Set problem - Write out all of the entries exactly as given.

Input for this task -
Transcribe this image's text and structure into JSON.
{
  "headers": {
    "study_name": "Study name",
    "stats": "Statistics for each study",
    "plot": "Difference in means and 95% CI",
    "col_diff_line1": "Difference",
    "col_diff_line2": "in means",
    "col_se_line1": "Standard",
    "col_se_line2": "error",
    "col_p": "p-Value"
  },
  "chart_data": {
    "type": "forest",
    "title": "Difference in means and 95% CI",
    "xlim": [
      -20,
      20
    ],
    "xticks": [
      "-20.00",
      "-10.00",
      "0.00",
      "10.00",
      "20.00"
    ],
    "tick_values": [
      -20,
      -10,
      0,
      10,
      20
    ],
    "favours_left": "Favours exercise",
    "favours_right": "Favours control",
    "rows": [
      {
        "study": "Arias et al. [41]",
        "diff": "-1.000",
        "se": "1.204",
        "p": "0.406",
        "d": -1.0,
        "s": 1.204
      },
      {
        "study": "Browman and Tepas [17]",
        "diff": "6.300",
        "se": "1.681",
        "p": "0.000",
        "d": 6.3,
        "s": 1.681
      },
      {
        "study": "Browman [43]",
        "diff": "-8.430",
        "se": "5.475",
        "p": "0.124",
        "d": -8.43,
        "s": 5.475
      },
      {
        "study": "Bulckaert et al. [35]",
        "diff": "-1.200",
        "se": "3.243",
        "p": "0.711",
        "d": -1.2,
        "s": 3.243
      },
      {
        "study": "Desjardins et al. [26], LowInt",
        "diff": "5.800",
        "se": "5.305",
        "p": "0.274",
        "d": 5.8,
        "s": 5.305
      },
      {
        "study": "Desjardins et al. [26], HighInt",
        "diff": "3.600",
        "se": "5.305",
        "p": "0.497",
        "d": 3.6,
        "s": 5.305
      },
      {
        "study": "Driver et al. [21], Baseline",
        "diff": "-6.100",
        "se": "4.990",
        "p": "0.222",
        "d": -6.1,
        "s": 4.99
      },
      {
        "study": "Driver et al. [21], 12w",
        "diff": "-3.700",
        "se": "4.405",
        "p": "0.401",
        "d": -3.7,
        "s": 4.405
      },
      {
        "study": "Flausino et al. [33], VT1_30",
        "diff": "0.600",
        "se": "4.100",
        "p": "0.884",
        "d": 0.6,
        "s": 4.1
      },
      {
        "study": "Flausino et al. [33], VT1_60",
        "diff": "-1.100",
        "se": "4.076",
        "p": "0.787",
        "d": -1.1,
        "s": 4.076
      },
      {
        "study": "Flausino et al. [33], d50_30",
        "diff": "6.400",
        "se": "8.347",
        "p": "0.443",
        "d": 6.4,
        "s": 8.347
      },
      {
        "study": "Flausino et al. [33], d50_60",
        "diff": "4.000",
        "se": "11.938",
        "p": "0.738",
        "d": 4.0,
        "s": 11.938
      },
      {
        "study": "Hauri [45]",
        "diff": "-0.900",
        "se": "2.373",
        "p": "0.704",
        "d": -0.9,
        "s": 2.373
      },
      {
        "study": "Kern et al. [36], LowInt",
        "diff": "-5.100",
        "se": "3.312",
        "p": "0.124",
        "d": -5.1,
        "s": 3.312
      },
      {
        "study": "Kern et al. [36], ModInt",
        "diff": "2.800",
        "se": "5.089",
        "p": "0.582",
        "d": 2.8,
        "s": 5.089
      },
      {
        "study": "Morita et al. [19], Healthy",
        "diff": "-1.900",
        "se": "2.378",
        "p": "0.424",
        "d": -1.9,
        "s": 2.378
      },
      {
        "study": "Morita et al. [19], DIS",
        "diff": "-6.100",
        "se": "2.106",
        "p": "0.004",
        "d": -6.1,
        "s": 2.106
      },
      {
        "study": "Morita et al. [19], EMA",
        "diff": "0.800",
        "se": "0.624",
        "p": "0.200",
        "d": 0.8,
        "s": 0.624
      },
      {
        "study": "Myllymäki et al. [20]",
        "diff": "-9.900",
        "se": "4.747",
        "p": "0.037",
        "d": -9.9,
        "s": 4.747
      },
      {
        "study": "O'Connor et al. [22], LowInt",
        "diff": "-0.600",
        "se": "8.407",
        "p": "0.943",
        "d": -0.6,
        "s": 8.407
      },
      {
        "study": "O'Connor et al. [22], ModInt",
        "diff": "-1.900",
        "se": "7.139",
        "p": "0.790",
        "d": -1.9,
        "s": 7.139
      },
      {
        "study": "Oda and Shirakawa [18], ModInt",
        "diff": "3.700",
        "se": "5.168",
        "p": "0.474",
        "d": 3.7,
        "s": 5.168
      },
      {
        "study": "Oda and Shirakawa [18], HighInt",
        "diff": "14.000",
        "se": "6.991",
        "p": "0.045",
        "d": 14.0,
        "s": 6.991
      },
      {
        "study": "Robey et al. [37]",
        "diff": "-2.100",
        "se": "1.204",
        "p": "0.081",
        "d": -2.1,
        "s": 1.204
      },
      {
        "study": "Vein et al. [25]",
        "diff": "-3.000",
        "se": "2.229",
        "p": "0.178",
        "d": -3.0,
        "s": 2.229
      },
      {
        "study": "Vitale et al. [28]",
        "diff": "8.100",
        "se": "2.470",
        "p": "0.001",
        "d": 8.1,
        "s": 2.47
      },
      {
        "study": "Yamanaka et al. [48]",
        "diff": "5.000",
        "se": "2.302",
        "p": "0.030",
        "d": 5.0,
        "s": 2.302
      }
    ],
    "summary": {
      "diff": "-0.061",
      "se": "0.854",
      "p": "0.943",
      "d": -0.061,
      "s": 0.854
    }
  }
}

Complete response -
Transcribe this image's text and structure into JSON.
{
  "headers": {
    "study_name": "Study name",
    "stats": "Statistics for each study",
    "plot": "Difference in means and 95% CI",
    "col_diff_line1": "Difference",
    "col_diff_line2": "in means",
    "col_se_line1": "Standard",
    "col_se_line2": "error",
    "col_p": "p-Value"
  },
  "chart_data": {
    "type": "forest",
    "title": "Difference in means and 95% CI",
    "xlim": [
      -20,
      20
    ],
    "xticks": [
      "-20.00",
      "-10.00",
      "0.00",
      "10.00",
      "20.00"
    ],
    "tick_values": [
      -20,
      -10,
      0,
      10,
      20
    ],
    "favours_left": "Favours exercise",
    "favours_right": "Favours control",
    "rows": [
      {
        "study": "Arias et al. [41]",
        "diff": "-1.000",
        "se": "1.204",
        "p": "0.406",
        "d": -1.0,
        "s": 1.204
      },
      {
        "study": "Browman and Tepas [17]",
        "diff": "6.300",
        "se": "1.681",
        "p": "0.000",
        "d": 6.3,
        "s": 1.681
      },
      {
        "study": "Browman [43]",
        "diff": "-8.430",
        "se": "5.475",
        "p": "0.124",
        "d": -8.43,
        "s": 5.475
      },
      {
        "study": "Bulckaert et al. [35]",
        "diff": "-1.200",
        "se": "3.243",
        "p": "0.711",
        "d": -1.2,
        "s": 3.243
      },
      {
        "study": "Desjardins et al. [26], LowInt",
        "diff": "5.800",
        "se": "5.305",
        "p": "0.274",
        "d": 5.8,
        "s": 5.305
      },
      {
        "study": "Desjardins et al. [26], HighInt",
        "diff": "3.600",
        "se": "5.305",
        "p": "0.497",
        "d": 3.6,
        "s": 5.305
      },
      {
        "study": "Driver et al. [21], Baseline",
        "diff": "-6.100",
        "se": "4.990",
        "p": "0.222",
        "d": -6.1,
        "s": 4.99
      },
      {
        "study": "Driver et al. [21], 12w",
        "diff": "-3.700",
        "se": "4.405",
        "p": "0.401",
        "d": -3.7,
        "s": 4.405
      },
      {
        "study": "Flausino et al. [33], VT1_30",
        "diff": "0.600",
        "se": "4.100",
        "p": "0.884",
        "d": 0.6,
        "s": 4.1
      },
      {
        "study": "Flausino et al. [33], VT1_60",
        "diff": "-1.100",
        "se": "4.076",
        "p": "0.787",
        "d": -1.1,
        "s": 4.076
      },
      {
        "study": "Flausino et al. [33], d50_30",
        "diff": "6.400",
        "se": "8.347",
        "p": "0.443",
        "d": 6.4,
        "s": 8.347
      },
      {
        "study": "Flausino et al. [33], d50_60",
        "diff": "4.000",
        "se": "11.938",
        "p": "0.738",
        "d": 4.0,
        "s": 11.938
      },
      {
        "study": "Hauri [45]",
        "diff": "-0.900",
        "se": "2.373",
        "p": "0.704",
        "d": -0.9,
        "s": 2.373
      },
      {
        "study": "Kern et al. [36], LowInt",
        "diff": "-5.100",
        "se": "3.312",
        "p": "0.124",
        "d": -5.1,
        "s": 3.312
      },
      {
        "study": "Kern et al. [36], ModInt",
        "diff": "2.800",
        "se": "5.089",
        "p": "0.582",
        "d": 2.8,
        "s": 5.089
      },
      {
        "study": "Morita et al. [19], Healthy",
        "diff": "-1.900",
        "se": "2.378",
        "p": "0.424",
        "d": -1.9,
        "s": 2.378
      },
      {
        "study": "Morita et al. [19], DIS",
        "diff": "-6.100",
        "se": "2.106",
        "p": "0.004",
        "d": -6.1,
        "s": 2.106
      },
      {
        "study": "Morita et al. [19], EMA",
        "diff": "0.800",
        "se": "0.624",
        "p": "0.200",
        "d": 0.8,
        "s": 0.624
      },
      {
        "study": "Myllymäki et al. [20]",
        "diff": "-9.900",
        "se": "4.747",
        "p": "0.037",
        "d": -9.9,
        "s": 4.747
      },
      {
        "study": "O'Connor et al. [22], LowInt",
        "diff": "-0.600",
        "se": "8.407",
        "p": "0.943",
        "d": -0.6,
        "s": 8.407
      },
      {
        "study": "O'Connor et al. [22], ModInt",
        "diff": "-1.900",
        "se": "7.139",
        "p": "0.790",
        "d": -1.9,
        "s": 7.139
      },
      {
        "study": "Oda and Shirakawa [18], ModInt",
        "diff": "3.700",
        "se": "5.168",
        "p": "0.474",
        "d": 3.7,
        "s": 5.168
      },
      {
        "study": "Oda and Shirakawa [18], HighInt",
        "diff": "14.000",
        "se": "6.991",
        "p": "0.045",
        "d": 14.0,
        "s": 6.991
      },
      {
        "study": "Robey et al. [37]",
        "diff": "-2.100",
        "se": "1.204",
        "p": "0.081",
        "d": -2.1,
        "s": 1.204
      },
      {
        "study": "Vein et al. [25]",
        "diff": "-3.000",
        "se": "2.229",
        "p": "0.178",
        "d": -3.0,
        "s": 2.229
      },
      {
        "study": "Vitale et al. [28]",
        "diff": "8.100",
        "se": "2.470",
        "p": "0.001",
        "d": 8.1,
        "s": 2.47
      },
      {
        "study": "Yamanaka et al. [48]",
        "diff": "5.000",
        "se": "2.302",
        "p": "0.030",
        "d": 5.0,
        "s": 2.302
      }
    ],
    "summary": {
      "diff": "-0.061",
      "se": "0.854",
      "p": "0.943",
      "d": -0.061,
      "s": 0.854
    }
  }
}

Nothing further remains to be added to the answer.